Set problem:
Copy every line of the entries that includes the word "commerce".

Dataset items
• • • • • • •
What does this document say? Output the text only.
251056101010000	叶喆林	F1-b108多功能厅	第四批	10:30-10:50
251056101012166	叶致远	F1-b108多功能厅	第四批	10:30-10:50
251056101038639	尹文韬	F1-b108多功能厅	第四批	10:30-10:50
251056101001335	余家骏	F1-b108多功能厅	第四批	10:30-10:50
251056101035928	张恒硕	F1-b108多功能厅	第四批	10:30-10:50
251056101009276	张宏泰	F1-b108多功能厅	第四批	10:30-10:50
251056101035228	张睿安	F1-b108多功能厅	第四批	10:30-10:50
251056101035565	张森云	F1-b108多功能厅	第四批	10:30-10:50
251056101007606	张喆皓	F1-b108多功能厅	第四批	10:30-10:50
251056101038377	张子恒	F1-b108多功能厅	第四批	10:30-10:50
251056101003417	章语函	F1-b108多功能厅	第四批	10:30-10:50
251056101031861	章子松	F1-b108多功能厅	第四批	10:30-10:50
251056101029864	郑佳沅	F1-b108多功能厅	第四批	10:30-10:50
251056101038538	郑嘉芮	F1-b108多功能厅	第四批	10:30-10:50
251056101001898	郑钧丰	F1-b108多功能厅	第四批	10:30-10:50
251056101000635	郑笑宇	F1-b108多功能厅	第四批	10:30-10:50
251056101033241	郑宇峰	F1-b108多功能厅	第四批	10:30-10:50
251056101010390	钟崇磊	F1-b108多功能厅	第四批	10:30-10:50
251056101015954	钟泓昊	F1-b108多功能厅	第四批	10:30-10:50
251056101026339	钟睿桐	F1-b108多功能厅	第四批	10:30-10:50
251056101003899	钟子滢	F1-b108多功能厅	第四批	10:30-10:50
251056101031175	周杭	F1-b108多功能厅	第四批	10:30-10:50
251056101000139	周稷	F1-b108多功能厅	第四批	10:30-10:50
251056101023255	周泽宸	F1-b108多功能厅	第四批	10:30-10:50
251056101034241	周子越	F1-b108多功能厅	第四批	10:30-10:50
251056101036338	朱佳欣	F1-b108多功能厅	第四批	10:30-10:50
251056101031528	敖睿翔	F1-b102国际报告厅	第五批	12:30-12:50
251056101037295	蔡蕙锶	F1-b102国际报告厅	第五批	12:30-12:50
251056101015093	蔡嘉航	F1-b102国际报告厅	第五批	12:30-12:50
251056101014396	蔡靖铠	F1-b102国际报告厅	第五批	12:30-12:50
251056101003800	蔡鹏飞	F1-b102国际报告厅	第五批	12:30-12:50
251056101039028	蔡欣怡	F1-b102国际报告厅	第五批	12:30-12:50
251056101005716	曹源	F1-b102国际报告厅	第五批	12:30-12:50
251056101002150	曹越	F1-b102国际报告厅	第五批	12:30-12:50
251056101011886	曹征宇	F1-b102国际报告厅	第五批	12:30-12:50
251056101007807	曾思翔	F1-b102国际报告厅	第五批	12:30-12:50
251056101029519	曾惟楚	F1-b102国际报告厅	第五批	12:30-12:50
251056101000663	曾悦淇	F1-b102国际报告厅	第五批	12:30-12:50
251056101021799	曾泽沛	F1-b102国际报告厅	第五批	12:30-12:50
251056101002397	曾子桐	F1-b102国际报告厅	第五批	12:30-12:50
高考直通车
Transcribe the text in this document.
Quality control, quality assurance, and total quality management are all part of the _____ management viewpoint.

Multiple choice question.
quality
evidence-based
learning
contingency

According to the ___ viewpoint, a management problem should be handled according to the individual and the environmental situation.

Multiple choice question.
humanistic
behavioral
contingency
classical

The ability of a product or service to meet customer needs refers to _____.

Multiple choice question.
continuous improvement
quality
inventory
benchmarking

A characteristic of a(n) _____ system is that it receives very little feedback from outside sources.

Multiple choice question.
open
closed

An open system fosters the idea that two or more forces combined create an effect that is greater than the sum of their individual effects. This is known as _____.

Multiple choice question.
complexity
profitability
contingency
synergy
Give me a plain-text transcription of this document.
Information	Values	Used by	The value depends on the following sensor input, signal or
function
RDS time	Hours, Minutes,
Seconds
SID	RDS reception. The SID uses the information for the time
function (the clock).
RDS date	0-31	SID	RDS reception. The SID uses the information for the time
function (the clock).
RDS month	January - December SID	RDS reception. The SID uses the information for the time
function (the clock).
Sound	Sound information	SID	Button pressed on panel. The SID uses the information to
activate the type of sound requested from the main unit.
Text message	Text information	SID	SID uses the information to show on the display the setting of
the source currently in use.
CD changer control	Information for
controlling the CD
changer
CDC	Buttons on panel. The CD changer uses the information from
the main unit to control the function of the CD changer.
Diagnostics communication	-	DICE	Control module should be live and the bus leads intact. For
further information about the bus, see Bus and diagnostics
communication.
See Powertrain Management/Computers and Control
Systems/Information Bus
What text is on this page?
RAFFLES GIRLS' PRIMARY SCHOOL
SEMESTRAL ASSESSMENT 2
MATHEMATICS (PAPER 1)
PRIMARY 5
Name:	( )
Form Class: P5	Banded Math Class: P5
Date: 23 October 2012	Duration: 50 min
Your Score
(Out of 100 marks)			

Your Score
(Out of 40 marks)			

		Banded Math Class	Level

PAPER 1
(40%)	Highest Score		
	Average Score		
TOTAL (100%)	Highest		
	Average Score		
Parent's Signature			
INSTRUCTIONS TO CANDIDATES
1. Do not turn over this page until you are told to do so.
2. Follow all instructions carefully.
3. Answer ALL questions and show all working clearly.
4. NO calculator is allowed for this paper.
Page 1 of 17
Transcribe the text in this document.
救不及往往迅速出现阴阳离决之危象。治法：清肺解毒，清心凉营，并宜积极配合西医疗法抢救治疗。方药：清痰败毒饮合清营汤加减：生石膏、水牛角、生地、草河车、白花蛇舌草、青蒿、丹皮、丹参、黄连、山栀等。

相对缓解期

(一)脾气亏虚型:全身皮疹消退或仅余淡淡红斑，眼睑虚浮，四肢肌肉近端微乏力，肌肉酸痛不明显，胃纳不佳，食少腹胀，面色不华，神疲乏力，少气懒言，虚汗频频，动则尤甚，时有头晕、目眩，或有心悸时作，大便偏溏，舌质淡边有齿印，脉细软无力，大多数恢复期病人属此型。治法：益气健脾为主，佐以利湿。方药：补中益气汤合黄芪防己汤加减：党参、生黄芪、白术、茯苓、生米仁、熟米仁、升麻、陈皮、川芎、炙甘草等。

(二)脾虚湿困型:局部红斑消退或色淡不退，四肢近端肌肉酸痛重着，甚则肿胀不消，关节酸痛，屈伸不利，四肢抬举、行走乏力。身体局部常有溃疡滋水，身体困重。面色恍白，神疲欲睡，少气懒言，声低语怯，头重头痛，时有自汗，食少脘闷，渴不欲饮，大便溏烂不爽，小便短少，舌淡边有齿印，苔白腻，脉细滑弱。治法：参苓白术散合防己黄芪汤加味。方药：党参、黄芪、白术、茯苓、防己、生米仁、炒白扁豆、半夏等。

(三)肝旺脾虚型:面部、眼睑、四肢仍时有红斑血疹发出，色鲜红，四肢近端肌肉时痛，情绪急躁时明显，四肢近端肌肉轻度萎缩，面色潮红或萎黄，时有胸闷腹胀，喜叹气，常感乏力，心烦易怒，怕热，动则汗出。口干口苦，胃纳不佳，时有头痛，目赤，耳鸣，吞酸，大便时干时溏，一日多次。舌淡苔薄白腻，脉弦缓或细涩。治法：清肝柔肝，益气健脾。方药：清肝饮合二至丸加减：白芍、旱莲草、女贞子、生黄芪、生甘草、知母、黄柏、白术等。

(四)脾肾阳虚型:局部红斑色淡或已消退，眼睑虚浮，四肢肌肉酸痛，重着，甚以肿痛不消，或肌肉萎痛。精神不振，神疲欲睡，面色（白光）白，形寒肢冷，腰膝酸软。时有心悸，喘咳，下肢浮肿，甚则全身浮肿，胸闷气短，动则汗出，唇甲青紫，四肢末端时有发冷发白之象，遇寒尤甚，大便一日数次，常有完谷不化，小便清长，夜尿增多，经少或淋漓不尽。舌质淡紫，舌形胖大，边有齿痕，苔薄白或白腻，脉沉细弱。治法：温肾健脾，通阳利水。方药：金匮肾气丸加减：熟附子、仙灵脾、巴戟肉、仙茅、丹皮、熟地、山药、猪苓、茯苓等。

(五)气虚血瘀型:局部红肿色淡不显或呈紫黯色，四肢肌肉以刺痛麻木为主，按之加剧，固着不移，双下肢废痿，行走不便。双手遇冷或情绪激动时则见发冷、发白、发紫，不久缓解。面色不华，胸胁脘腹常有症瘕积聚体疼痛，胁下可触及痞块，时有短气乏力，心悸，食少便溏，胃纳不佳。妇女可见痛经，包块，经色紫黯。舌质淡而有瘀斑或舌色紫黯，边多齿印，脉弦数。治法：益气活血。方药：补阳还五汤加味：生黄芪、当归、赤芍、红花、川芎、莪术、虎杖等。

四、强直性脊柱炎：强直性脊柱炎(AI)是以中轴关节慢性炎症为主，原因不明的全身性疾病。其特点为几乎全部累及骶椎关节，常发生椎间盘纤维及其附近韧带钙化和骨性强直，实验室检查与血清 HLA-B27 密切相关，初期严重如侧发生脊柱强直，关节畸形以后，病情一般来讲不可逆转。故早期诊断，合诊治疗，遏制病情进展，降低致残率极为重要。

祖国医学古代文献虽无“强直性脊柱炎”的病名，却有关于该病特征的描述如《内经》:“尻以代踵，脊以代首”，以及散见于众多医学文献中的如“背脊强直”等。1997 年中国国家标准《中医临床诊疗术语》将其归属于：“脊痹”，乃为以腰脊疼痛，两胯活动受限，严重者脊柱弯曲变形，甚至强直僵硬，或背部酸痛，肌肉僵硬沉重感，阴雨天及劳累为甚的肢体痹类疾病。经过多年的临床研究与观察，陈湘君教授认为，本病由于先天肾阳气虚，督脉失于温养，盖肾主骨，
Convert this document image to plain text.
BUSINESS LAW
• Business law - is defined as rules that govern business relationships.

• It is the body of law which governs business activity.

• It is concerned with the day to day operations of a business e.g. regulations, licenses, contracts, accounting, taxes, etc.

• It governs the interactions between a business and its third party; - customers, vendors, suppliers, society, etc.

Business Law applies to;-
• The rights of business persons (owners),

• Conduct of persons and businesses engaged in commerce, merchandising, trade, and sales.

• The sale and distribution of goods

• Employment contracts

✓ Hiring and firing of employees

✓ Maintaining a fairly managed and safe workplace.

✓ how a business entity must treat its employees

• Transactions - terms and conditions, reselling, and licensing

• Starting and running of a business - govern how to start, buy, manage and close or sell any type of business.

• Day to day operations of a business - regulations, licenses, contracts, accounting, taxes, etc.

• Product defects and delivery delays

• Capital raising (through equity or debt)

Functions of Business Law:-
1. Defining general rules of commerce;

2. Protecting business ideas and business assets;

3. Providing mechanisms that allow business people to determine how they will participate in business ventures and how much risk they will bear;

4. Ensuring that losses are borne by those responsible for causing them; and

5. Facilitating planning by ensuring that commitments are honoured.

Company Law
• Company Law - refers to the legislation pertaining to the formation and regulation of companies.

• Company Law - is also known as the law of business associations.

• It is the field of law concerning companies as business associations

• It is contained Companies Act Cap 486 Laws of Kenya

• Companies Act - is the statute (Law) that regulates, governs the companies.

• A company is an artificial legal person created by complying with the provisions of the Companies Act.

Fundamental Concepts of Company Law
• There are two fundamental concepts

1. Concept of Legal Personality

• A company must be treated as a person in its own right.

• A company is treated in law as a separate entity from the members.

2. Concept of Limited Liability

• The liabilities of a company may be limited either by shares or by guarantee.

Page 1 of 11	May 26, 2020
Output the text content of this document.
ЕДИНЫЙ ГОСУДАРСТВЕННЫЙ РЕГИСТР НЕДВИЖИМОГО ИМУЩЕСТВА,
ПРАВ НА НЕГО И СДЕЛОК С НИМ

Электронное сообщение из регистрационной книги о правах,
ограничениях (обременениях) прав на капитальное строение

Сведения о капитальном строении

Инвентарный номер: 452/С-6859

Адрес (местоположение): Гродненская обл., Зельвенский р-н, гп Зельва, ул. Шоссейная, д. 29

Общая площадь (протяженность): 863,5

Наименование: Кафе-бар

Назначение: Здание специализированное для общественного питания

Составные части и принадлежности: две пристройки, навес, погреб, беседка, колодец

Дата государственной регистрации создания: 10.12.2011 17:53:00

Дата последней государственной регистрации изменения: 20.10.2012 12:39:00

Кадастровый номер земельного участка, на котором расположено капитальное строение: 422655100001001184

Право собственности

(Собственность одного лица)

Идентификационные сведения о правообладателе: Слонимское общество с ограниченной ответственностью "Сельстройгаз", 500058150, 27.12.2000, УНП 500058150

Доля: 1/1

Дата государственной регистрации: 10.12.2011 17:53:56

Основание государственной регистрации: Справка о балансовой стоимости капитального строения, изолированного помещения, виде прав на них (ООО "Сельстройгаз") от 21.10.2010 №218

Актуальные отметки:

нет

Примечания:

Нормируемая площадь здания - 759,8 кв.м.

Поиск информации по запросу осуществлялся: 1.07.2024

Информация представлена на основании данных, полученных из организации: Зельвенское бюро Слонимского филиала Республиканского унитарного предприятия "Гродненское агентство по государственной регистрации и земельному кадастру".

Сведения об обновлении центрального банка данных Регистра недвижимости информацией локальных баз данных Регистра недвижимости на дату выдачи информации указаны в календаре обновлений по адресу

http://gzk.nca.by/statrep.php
• • • • • • •
Written answer:
• Conduct of persons and businesses engaged in commerce, merchandising, trade, and sales.
1. Defining general rules of commerce;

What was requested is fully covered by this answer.